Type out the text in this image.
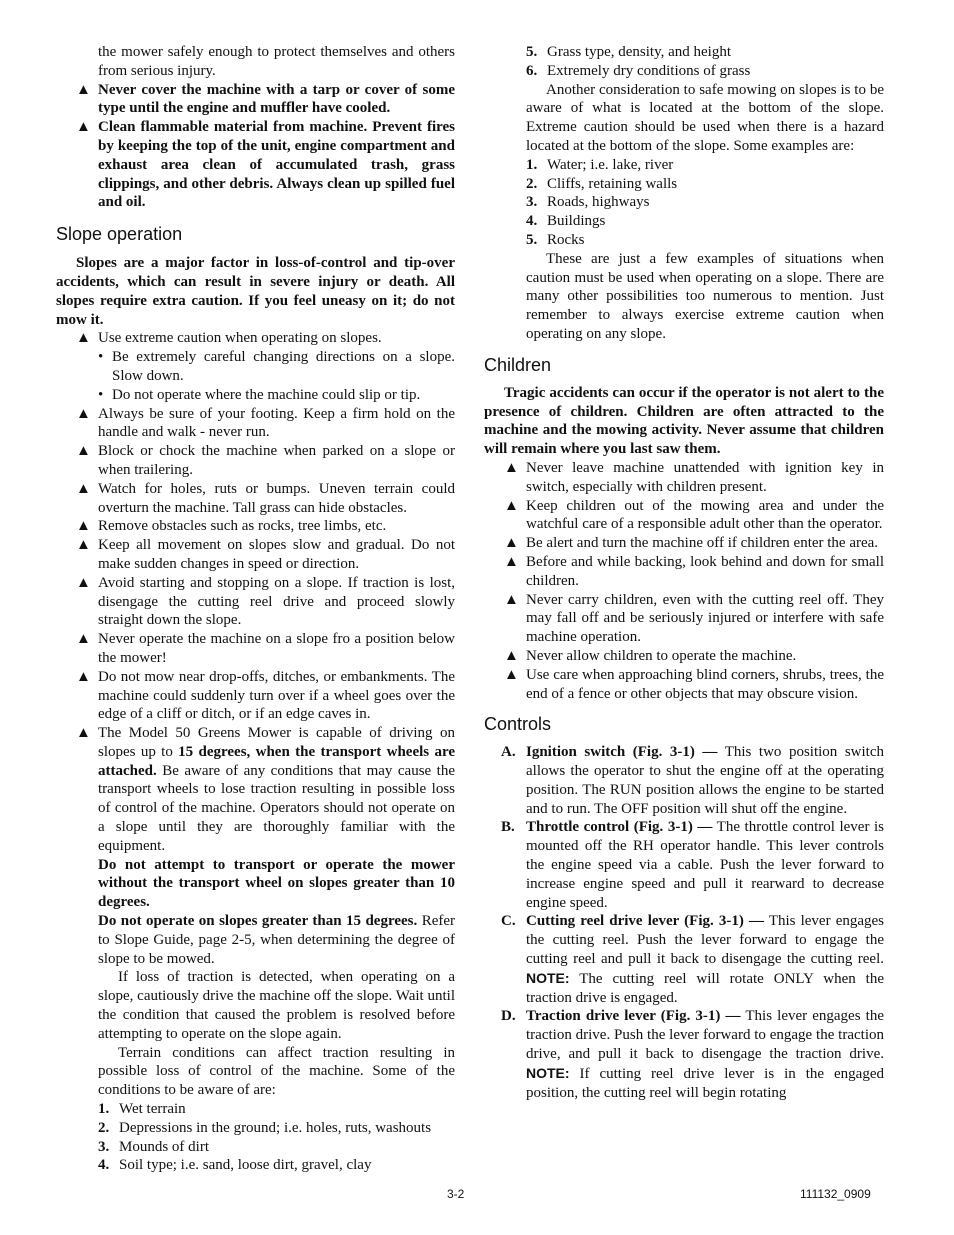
the mower safely enough to protect themselves and others from serious injury.

▲ Never cover the machine with a tarp or cover of some type until the engine and muffler have cooled.
▲ Clean flammable material from machine. Prevent fires by keeping the top of the unit, engine compartment and exhaust area clean of accumulated trash, grass clippings, and other debris. Always clean up spilled fuel and oil.
Slope operation

Slopes are a major factor in loss-of-control and tip-over accidents, which can result in severe injury or death. All slopes require extra caution. If you feel uneasy on it; do not mow it.

▲ Use extreme caution when operating on slopes.
• Be extremely careful changing directions on a slope. Slow down.
• Do not operate where the machine could slip or tip.
▲ Always be sure of your footing. Keep a firm hold on the handle and walk - never run.
▲ Block or chock the machine when parked on a slope or when trailering.
▲ Watch for holes, ruts or bumps. Uneven terrain could overturn the machine. Tall grass can hide obstacles.
▲ Remove obstacles such as rocks, tree limbs, etc.
▲ Keep all movement on slopes slow and gradual. Do not make sudden changes in speed or direction.
▲ Avoid starting and stopping on a slope. If traction is lost, disengage the cutting reel drive and proceed slowly straight down the slope.
▲ Never operate the machine on a slope fro a position below the mower!
▲ Do not mow near drop-offs, ditches, or embankments. The machine could suddenly turn over if a wheel goes over the edge of a cliff or ditch, or if an edge caves in.
▲ The Model 50 Greens Mower is capable of driving on slopes up to 15 degrees, when the transport wheels are attached. Be aware of any conditions that may cause the transport wheels to lose traction resulting in possible loss of control of the machine. Operators should not operate on a slope until they are thoroughly familiar with the equipment.

Do not attempt to transport or operate the mower without the transport wheel on slopes greater than 10 degrees.

Do not operate on slopes greater than 15 degrees. Refer to Slope Guide, page 2-5, when determining the degree of slope to be mowed.

If loss of traction is detected, when operating on a slope, cautiously drive the machine off the slope. Wait until the condition that caused the problem is resolved before attempting to operate on the slope again.

Terrain conditions can affect traction resulting in possible loss of control of the machine. Some of the conditions to be aware of are:

1. Wet terrain
2. Depressions in the ground; i.e. holes, ruts, washouts
3. Mounds of dirt
4. Soil type; i.e. sand, loose dirt, gravel, clay
5. Grass type, density, and height
6. Extremely dry conditions of grass

Another consideration to safe mowing on slopes is to be aware of what is located at the bottom of the slope. Extreme caution should be used when there is a hazard located at the bottom of the slope. Some examples are:

1. Water; i.e. lake, river
2. Cliffs, retaining walls
3. Roads, highways
4. Buildings
5. Rocks

These are just a few examples of situations when caution must be used when operating on a slope. There are many other possibilities too numerous to mention. Just remember to always exercise extreme caution when operating on any slope.

Children

Tragic accidents can occur if the operator is not alert to the presence of children. Children are often attracted to the machine and the mowing activity. Never assume that children will remain where you last saw them.

▲ Never leave machine unattended with ignition key in switch, especially with children present.
▲ Keep children out of the mowing area and under the watchful care of a responsible adult other than the operator.
▲ Be alert and turn the machine off if children enter the area.
▲ Before and while backing, look behind and down for small children.
▲ Never carry children, even with the cutting reel off. They may fall off and be seriously injured or interfere with safe machine operation.
▲ Never allow children to operate the machine.
▲ Use care when approaching blind corners, shrubs, trees, the end of a fence or other objects that may obscure vision.
Controls
A. Ignition switch (Fig. 3-1) — This two position switch allows the operator to shut the engine off at the operating position. The RUN position allows the engine to be started and to run. The OFF position will shut off the engine.
B. Throttle control (Fig. 3-1) — The throttle control lever is mounted off the RH operator handle. This lever controls the engine speed via a cable. Push the lever forward to increase engine speed and pull it rearward to decrease engine speed.
C. Cutting reel drive lever (Fig. 3-1) — This lever engages the cutting reel. Push the lever forward to engage the cutting reel and pull it back to disengage the cutting reel. NOTE: The cutting reel will rotate ONLY when the traction drive is engaged.
D. Traction drive lever (Fig. 3-1) — This lever engages the traction drive. Push the lever forward to engage the traction drive, and pull it back to disengage the traction drive. NOTE: If cutting reel drive lever is in the engaged position, the cutting reel will begin rotating
3-2	111132_0909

- TASK TO CARRY OUT -
Search the listing above for the string "transport". Copy every line that contains it.

- FINISHED TASK -
▲ The Model 50 Greens Mower is capable of driving on slopes up to 15 degrees, when the transport wheels are attached. Be aware of any conditions that may cause the transport wheels to lose traction resulting in possible loss of control of the machine. Operators should not operate on a slope until they are thoroughly familiar with the equipment.
Do not attempt to transport or operate the mower without the transport wheel on slopes greater than 10 degrees.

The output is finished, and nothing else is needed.